### Required task
Bring together all lines of the material below that contain the string "this".

### Items

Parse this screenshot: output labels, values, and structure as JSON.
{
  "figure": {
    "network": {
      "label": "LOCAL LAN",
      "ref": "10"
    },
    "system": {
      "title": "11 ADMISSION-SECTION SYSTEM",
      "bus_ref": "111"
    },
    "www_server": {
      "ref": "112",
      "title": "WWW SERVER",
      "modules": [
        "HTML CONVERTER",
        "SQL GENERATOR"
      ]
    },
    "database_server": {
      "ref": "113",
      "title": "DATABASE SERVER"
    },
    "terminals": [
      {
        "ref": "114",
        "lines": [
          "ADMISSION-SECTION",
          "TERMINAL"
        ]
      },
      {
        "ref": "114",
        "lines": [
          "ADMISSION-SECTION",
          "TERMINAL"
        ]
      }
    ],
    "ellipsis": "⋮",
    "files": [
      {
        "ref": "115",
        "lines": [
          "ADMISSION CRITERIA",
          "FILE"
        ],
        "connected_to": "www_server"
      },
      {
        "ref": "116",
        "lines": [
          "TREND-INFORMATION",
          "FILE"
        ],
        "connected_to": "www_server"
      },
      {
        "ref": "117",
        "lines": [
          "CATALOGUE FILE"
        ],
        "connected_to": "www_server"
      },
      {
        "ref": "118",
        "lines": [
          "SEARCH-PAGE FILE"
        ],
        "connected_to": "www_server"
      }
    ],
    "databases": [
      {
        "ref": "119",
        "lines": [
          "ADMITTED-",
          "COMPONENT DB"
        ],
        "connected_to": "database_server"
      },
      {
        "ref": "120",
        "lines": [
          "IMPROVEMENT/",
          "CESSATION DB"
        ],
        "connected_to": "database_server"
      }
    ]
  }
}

...

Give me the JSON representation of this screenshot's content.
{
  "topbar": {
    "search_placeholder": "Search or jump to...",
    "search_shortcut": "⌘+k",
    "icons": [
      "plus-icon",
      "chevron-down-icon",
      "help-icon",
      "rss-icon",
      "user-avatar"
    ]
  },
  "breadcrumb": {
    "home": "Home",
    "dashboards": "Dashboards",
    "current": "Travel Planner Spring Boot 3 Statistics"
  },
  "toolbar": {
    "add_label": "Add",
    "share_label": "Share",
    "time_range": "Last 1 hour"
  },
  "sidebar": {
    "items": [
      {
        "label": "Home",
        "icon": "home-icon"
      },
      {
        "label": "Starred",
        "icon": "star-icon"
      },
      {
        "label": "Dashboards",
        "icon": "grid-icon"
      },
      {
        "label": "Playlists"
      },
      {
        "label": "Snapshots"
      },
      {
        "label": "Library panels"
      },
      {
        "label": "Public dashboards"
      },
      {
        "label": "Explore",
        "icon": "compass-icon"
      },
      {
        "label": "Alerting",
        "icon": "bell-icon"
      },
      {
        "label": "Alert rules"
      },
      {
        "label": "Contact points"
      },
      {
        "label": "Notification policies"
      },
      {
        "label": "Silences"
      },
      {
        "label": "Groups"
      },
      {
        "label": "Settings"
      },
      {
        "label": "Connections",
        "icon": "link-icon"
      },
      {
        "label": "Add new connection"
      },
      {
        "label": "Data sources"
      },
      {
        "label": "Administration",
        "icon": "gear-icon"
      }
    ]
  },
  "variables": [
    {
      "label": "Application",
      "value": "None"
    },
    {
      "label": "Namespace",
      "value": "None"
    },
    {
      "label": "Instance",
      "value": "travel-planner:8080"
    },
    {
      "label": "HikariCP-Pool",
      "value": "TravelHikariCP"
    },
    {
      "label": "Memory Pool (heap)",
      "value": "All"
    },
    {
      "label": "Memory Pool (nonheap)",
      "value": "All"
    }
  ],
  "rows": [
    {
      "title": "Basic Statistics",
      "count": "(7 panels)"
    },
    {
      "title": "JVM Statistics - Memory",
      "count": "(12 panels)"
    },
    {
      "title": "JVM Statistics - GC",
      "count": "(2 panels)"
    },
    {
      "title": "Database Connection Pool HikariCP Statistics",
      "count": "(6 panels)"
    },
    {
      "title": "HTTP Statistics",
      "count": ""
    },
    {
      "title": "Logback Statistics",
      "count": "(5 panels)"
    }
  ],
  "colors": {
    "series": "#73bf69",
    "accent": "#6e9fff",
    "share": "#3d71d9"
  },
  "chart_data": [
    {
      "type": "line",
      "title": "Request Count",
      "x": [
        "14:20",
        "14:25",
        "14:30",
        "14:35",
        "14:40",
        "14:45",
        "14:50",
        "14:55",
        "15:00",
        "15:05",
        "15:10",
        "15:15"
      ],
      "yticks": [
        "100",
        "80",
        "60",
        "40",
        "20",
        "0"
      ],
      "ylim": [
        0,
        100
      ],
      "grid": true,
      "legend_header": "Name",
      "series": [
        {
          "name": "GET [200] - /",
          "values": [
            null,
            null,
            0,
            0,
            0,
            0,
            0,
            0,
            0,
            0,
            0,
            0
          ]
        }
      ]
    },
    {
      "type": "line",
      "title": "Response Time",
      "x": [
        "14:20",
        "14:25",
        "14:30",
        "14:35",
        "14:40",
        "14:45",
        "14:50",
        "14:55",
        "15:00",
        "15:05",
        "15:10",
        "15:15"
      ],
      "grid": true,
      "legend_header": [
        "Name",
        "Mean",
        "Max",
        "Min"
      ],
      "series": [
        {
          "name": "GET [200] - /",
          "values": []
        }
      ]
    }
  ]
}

### Exercise response
Parse this screenshot: output labels, values, and structure as JSON.
Give me the JSON representation of this screenshot's content.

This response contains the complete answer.